» What you need to do: Format as a Markdown table, with columns headed Row and Text, the lines that begin with the line containing "What elements are present" and end with the line containing "detail-c xyxy=(950,373,1125,477)", both included. Number each row in the Row column, place each line in the Text column, and omit any blank lines.

» Dataset extract:
>> BEGIN

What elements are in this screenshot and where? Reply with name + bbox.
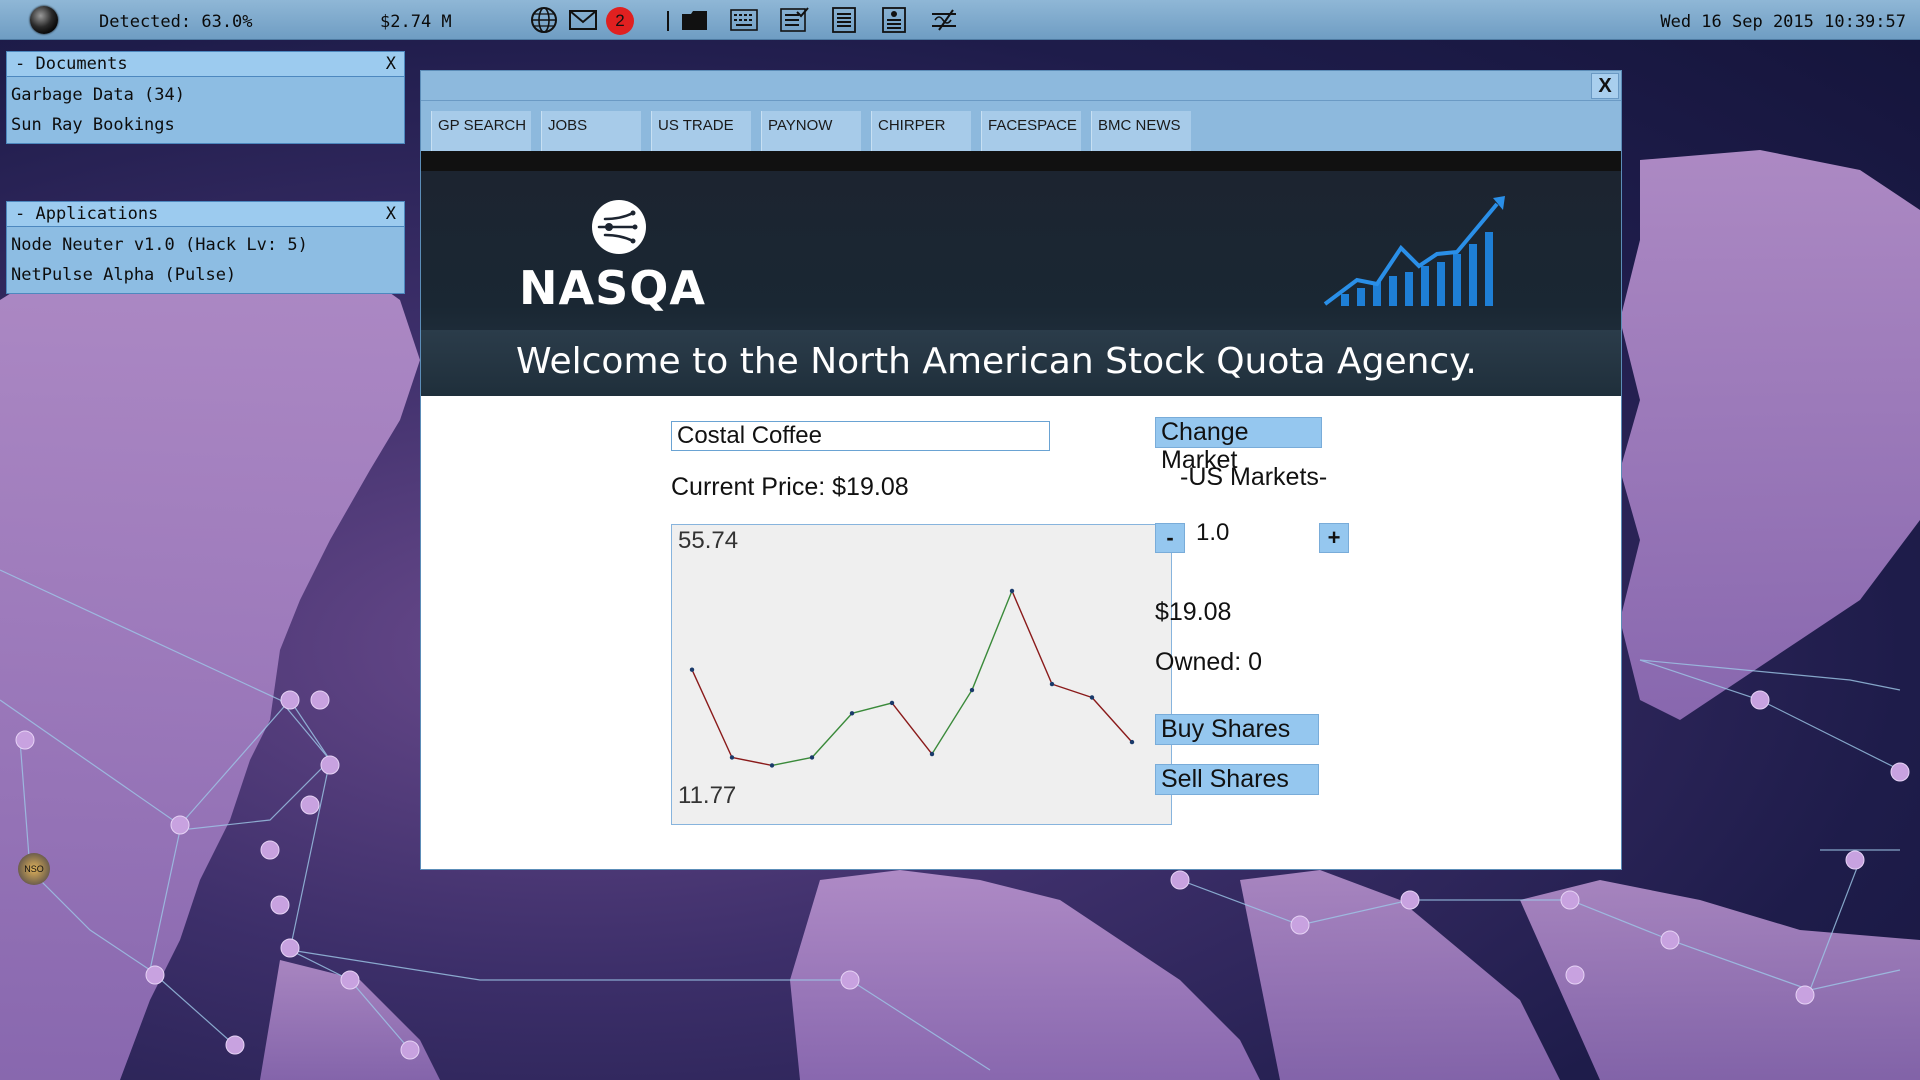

>> END
>> BEGIN

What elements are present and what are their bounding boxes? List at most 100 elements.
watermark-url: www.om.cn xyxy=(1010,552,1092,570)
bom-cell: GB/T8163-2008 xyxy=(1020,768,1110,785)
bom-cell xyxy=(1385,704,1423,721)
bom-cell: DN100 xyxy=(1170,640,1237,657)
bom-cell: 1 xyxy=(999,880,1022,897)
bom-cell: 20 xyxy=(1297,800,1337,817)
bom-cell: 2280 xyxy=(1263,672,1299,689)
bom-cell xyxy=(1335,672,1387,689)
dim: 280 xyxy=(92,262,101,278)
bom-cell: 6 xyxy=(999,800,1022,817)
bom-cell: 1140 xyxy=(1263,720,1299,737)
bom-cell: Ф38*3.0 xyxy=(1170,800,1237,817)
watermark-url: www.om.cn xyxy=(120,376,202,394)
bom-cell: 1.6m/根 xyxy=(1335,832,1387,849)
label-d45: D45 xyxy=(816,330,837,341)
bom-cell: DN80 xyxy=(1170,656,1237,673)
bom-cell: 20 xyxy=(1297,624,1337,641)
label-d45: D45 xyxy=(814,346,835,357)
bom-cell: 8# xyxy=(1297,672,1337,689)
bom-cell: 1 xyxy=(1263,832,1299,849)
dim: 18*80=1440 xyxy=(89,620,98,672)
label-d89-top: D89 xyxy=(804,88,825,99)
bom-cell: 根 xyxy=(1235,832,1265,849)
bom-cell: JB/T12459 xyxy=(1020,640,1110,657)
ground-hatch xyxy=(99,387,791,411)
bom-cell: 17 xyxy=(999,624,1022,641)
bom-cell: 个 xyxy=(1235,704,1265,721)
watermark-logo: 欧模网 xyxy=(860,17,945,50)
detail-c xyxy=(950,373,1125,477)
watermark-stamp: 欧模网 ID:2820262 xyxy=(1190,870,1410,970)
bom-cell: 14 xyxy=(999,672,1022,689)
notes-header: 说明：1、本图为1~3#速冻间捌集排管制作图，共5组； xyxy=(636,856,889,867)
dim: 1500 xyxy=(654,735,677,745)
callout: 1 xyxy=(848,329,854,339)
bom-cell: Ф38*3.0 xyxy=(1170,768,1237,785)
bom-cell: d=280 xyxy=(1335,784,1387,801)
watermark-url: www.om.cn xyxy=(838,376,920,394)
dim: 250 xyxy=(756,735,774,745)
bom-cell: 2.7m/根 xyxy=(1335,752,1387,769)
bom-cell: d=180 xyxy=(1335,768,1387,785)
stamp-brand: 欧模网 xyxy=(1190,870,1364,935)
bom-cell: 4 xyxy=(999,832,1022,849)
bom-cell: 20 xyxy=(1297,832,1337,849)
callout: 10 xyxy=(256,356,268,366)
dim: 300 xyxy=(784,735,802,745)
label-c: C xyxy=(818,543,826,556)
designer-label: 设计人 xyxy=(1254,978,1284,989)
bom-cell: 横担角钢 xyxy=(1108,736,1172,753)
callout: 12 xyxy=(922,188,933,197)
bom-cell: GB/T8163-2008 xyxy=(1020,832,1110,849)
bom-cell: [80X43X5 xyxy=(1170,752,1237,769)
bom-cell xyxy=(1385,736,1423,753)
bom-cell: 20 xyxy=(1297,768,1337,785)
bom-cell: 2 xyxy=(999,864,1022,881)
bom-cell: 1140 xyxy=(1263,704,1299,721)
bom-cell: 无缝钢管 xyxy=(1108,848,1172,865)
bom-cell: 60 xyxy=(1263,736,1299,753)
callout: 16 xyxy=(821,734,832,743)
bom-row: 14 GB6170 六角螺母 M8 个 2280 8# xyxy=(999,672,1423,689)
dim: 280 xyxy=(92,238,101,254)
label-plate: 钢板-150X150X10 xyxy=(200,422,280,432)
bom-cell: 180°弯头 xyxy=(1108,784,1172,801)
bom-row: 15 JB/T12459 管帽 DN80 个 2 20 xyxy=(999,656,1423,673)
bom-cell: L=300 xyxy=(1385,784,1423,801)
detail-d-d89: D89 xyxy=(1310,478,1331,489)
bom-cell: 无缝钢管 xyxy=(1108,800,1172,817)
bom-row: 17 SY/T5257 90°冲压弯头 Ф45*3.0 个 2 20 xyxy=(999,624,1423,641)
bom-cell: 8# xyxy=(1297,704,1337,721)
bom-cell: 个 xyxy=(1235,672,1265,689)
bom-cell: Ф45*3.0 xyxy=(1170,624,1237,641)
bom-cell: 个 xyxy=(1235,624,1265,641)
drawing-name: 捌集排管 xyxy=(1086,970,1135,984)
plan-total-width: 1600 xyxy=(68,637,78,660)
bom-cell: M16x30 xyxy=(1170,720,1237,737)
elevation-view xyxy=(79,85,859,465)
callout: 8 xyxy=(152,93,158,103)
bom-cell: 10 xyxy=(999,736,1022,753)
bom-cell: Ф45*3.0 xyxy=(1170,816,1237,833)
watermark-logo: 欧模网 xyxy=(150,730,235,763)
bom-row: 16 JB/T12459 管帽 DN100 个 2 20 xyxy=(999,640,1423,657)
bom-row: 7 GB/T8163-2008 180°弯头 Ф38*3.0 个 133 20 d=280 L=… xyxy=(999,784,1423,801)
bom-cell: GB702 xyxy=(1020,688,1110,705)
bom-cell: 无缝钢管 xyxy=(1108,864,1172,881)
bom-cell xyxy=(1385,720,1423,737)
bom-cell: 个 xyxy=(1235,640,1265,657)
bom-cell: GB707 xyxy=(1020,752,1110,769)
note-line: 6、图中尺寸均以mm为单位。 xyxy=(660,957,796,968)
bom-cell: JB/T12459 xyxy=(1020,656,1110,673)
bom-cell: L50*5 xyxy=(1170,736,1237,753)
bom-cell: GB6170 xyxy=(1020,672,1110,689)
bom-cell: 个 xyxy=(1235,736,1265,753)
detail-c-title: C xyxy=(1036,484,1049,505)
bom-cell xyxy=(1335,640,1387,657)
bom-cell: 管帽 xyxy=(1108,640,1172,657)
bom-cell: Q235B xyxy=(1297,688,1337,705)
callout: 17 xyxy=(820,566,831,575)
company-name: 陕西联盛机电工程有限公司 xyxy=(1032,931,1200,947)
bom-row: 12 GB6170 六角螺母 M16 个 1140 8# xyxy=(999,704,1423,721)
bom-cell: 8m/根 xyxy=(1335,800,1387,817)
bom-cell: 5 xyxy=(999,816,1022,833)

>> END

» Problem solution:
| Row | Text |
|---|---|
| 1 | What elements are present and what are their bounding boxes? List at most 100 elements. |
| 2 | watermark-url: www.om.cn xyxy=(1010,552,1092,570) |
| 3 | bom-cell: GB/T8163-2008 xyxy=(1020,768,1110,785) |
| 4 | bom-cell xyxy=(1385,704,1423,721) |
| 5 | bom-cell: DN100 xyxy=(1170,640,1237,657) |
| 6 | bom-cell: 1 xyxy=(999,880,1022,897) |
| 7 | bom-cell: 20 xyxy=(1297,800,1337,817) |
| 8 | bom-cell: 2280 xyxy=(1263,672,1299,689) |
| 9 | bom-cell xyxy=(1335,672,1387,689) |
| 10 | dim: 280 xyxy=(92,262,101,278) |
| 11 | bom-cell: 6 xyxy=(999,800,1022,817) |
| 12 | bom-cell: 1140 xyxy=(1263,720,1299,737) |
| 13 | bom-cell: Ф38*3.0 xyxy=(1170,800,1237,817) |
| 14 | watermark-url: www.om.cn xyxy=(120,376,202,394) |
| 15 | bom-cell: 1.6m/根 xyxy=(1335,832,1387,849) |
| 16 | label-d45: D45 xyxy=(816,330,837,341) |
| 17 | bom-cell: DN80 xyxy=(1170,656,1237,673) |
| 18 | bom-cell: 20 xyxy=(1297,624,1337,641) |
| 19 | label-d45: D45 xyxy=(814,346,835,357) |
| 20 | bom-cell: 8# xyxy=(1297,672,1337,689) |
| 21 | bom-cell: 1 xyxy=(1263,832,1299,849) |
| 22 | dim: 18*80=1440 xyxy=(89,620,98,672) |
| 23 | label-d89-top: D89 xyxy=(804,88,825,99) |
| 24 | bom-cell: 根 xyxy=(1235,832,1265,849) |
| 25 | bom-cell: JB/T12459 xyxy=(1020,640,1110,657) |
| 26 | ground-hatch xyxy=(99,387,791,411) |
| 27 | bom-cell: 17 xyxy=(999,624,1022,641) |
| 28 | bom-cell: 个 xyxy=(1235,704,1265,721) |
| 29 | watermark-logo: 欧模网 xyxy=(860,17,945,50) |
| 30 | detail-c xyxy=(950,373,1125,477) |